(Data entries)
________________________

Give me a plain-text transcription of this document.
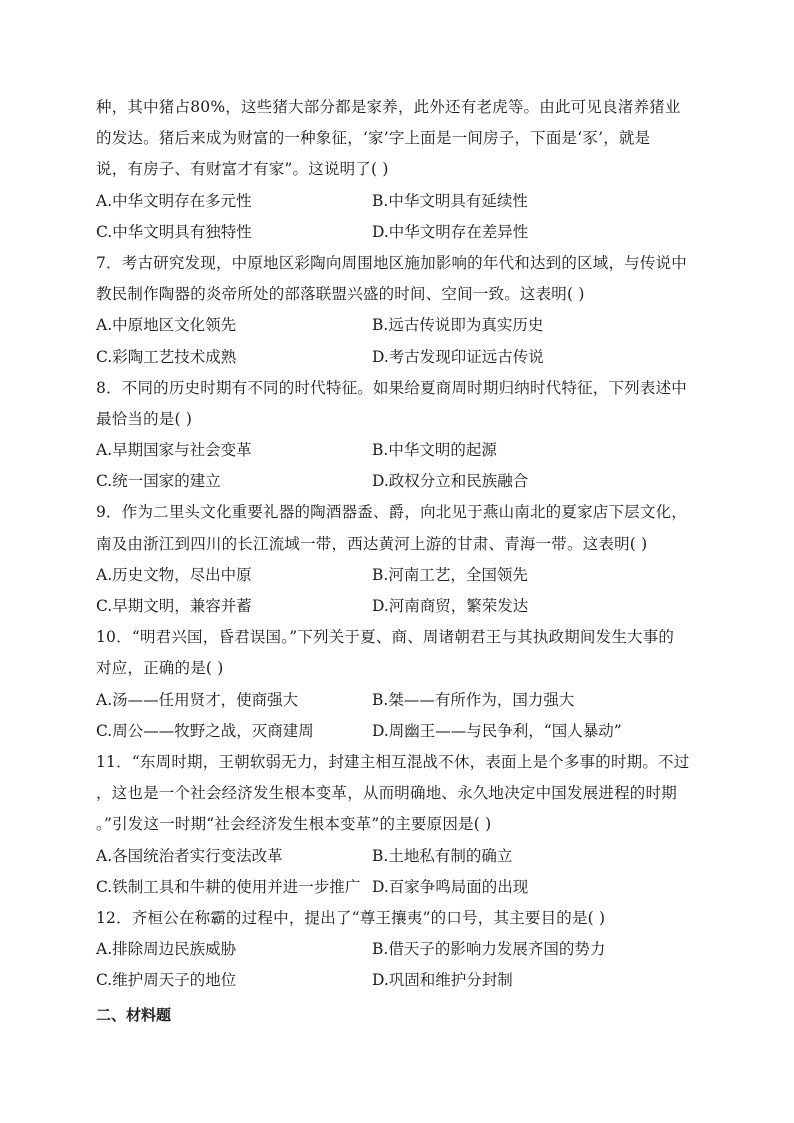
种，其中猪占80%，这些猪大部分都是家养，此外还有老虎等。由此可见良渚养猪业
的发达。猪后来成为财富的一种象征，‘家’字上面是一间房子，下面是‘豕’，就是
说，有房子、有财富才有家”。这说明了( )
A.中华文明存在多元性	B.中华文明具有延续性
C.中华文明具有独特性	D.中华文明存在差异性
7．考古研究发现，中原地区彩陶向周围地区施加影响的年代和达到的区域，与传说中
教民制作陶器的炎帝所处的部落联盟兴盛的时间、空间一致。这表明( )
A.中原地区文化领先	B.远古传说即为真实历史
C.彩陶工艺技术成熟	D.考古发现印证远古传说
8．不同的历史时期有不同的时代特征。如果给夏商周时期归纳时代特征，下列表述中
最恰当的是( )
A.早期国家与社会变革	B.中华文明的起源
C.统一国家的建立	D.政权分立和民族融合
9．作为二里头文化重要礼器的陶酒器盉、爵，向北见于燕山南北的夏家店下层文化，
南及由浙江到四川的长江流域一带，西达黄河上游的甘肃、青海一带。这表明( )
A.历史文物，尽出中原	B.河南工艺，全国领先
C.早期文明，兼容并蓄	D.河南商贸，繁荣发达
10．“明君兴国，昏君误国。”下列关于夏、商、周诸朝君王与其执政期间发生大事的
对应，正确的是( )
A.汤——任用贤才，使商强大	B.桀——有所作为，国力强大
C.周公——牧野之战，灭商建周	D.周幽王——与民争利，“国人暴动”
11．“东周时期，王朝软弱无力，封建主相互混战不休，表面上是个多事的时期。不过
，这也是一个社会经济发生根本变革，从而明确地、永久地决定中国发展进程的时期
。”引发这一时期“社会经济发生根本变革”的主要原因是( )
A.各国统治者实行变法改革	B.土地私有制的确立
C.铁制工具和牛耕的使用并进一步推广 D.百家争鸣局面的出现
12．齐桓公在称霸的过程中，提出了“尊王攘夷”的口号，其主要目的是( )
A.排除周边民族威胁	B.借天子的影响力发展齐国的势力
C.维护周天子的地位	D.巩固和维护分封制
二、材料题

________________________

What is asked >> Quote the records above in full, dropping each picture.

Finished exercise >>
Give me a plain-text transcription of this document.
种，其中猪占80%，这些猪大部分都是家养，此外还有老虎等。由此可见良渚养猪业
的发达。猪后来成为财富的一种象征，‘家’字上面是一间房子，下面是‘豕’，就是
说，有房子、有财富才有家”。这说明了( )
A.中华文明存在多元性	B.中华文明具有延续性
C.中华文明具有独特性	D.中华文明存在差异性
7．考古研究发现，中原地区彩陶向周围地区施加影响的年代和达到的区域，与传说中
教民制作陶器的炎帝所处的部落联盟兴盛的时间、空间一致。这表明( )
A.中原地区文化领先	B.远古传说即为真实历史
C.彩陶工艺技术成熟	D.考古发现印证远古传说
8．不同的历史时期有不同的时代特征。如果给夏商周时期归纳时代特征，下列表述中
最恰当的是( )
A.早期国家与社会变革	B.中华文明的起源
C.统一国家的建立	D.政权分立和民族融合
9．作为二里头文化重要礼器的陶酒器盉、爵，向北见于燕山南北的夏家店下层文化，
南及由浙江到四川的长江流域一带，西达黄河上游的甘肃、青海一带。这表明( )
A.历史文物，尽出中原	B.河南工艺，全国领先
C.早期文明，兼容并蓄	D.河南商贸，繁荣发达
10．“明君兴国，昏君误国。”下列关于夏、商、周诸朝君王与其执政期间发生大事的
对应，正确的是( )
A.汤——任用贤才，使商强大	B.桀——有所作为，国力强大
C.周公——牧野之战，灭商建周	D.周幽王——与民争利，“国人暴动”
11．“东周时期，王朝软弱无力，封建主相互混战不休，表面上是个多事的时期。不过
，这也是一个社会经济发生根本变革，从而明确地、永久地决定中国发展进程的时期
。”引发这一时期“社会经济发生根本变革”的主要原因是( )
A.各国统治者实行变法改革	B.土地私有制的确立
C.铁制工具和牛耕的使用并进一步推广 D.百家争鸣局面的出现
12．齐桓公在称霸的过程中，提出了“尊王攘夷”的口号，其主要目的是( )
A.排除周边民族威胁	B.借天子的影响力发展齐国的势力
C.维护周天子的地位	D.巩固和维护分封制
二、材料题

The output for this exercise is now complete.